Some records
════

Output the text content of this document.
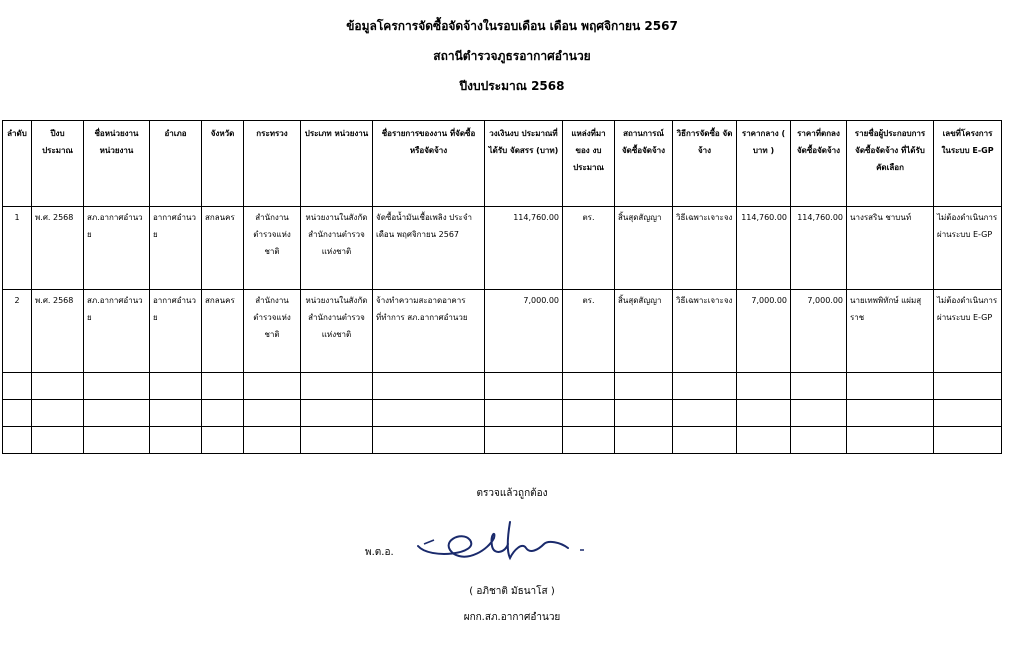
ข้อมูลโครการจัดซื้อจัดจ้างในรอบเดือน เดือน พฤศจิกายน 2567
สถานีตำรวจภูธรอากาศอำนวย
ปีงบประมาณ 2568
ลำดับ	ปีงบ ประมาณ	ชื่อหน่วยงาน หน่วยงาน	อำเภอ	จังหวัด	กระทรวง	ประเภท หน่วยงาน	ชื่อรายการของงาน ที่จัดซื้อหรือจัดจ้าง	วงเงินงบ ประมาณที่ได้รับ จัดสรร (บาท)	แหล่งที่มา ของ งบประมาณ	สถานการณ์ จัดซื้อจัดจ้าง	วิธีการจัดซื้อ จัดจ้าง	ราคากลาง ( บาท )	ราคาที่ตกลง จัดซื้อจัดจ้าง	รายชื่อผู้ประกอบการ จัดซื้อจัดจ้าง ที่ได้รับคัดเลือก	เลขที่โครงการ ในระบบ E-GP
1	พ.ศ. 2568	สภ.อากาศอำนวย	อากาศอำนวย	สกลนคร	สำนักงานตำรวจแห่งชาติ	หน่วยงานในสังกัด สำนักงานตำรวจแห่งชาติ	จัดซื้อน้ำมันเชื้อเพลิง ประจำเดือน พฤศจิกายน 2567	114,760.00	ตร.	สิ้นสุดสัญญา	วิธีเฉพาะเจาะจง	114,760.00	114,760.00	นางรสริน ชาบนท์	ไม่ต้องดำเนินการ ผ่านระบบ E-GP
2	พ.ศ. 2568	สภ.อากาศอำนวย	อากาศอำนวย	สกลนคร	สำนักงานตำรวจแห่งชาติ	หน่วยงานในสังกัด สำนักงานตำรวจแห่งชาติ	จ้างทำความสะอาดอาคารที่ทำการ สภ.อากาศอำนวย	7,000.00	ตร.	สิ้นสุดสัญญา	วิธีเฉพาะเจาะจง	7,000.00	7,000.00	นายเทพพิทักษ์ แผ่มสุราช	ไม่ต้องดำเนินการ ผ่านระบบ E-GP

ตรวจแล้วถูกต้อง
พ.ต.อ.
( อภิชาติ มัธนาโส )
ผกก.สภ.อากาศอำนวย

════

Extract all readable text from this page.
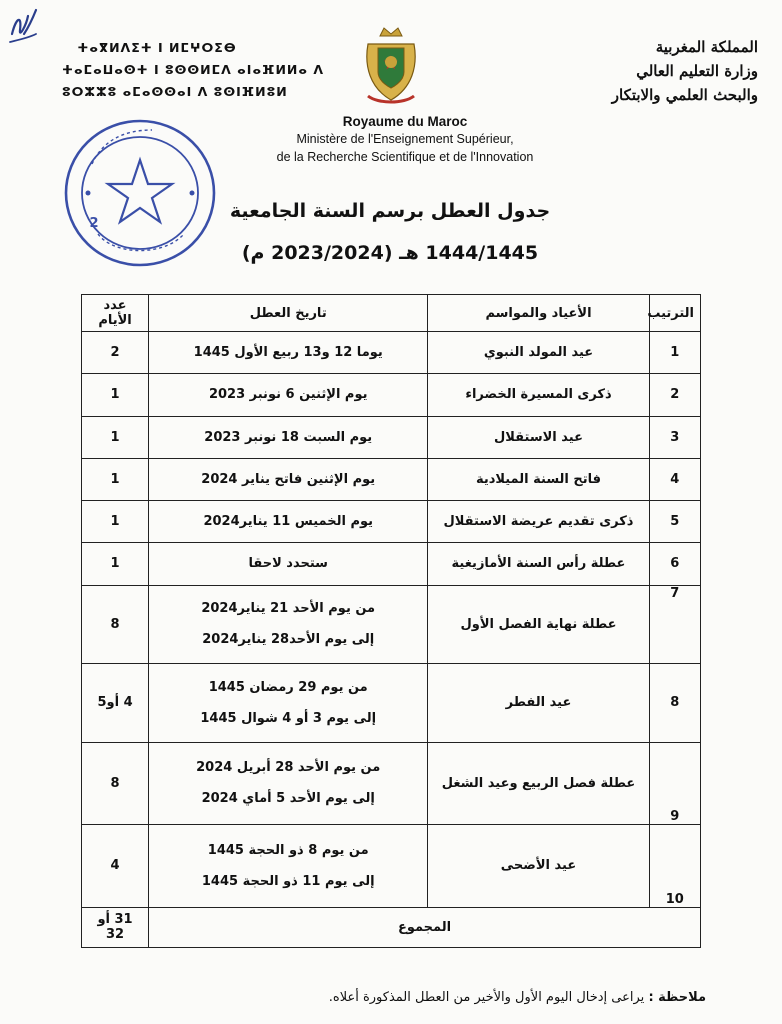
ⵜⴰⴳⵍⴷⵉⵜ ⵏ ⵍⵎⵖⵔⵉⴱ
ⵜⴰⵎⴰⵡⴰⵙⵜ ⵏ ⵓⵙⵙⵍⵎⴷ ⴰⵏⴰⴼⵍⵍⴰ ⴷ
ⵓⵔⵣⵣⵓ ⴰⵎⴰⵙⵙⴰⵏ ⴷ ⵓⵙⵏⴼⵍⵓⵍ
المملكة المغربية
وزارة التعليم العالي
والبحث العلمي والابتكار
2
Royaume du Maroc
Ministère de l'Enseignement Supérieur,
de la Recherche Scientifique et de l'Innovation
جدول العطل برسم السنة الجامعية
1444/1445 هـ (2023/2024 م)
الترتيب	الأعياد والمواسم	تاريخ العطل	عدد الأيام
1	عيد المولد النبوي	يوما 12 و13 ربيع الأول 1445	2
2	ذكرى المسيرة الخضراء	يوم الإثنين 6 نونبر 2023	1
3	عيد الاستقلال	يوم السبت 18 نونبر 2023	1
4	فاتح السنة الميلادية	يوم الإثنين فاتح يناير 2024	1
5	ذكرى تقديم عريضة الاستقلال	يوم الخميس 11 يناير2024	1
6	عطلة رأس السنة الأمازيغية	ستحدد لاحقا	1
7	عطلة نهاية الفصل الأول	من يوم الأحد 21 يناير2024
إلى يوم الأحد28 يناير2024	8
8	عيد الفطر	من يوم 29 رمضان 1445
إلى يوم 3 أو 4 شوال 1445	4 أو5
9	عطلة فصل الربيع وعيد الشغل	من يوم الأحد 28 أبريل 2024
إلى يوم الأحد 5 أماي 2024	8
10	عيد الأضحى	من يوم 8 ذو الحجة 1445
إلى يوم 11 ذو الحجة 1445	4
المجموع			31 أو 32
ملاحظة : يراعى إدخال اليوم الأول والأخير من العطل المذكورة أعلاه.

════

### Brief:
Report all lines of the material that contain the word "نونبر".

### Completed task:
2	ذكرى المسيرة الخضراء	يوم الإثنين 6 نونبر 2023	1
3	عيد الاستقلال	يوم السبت 18 نونبر 2023	1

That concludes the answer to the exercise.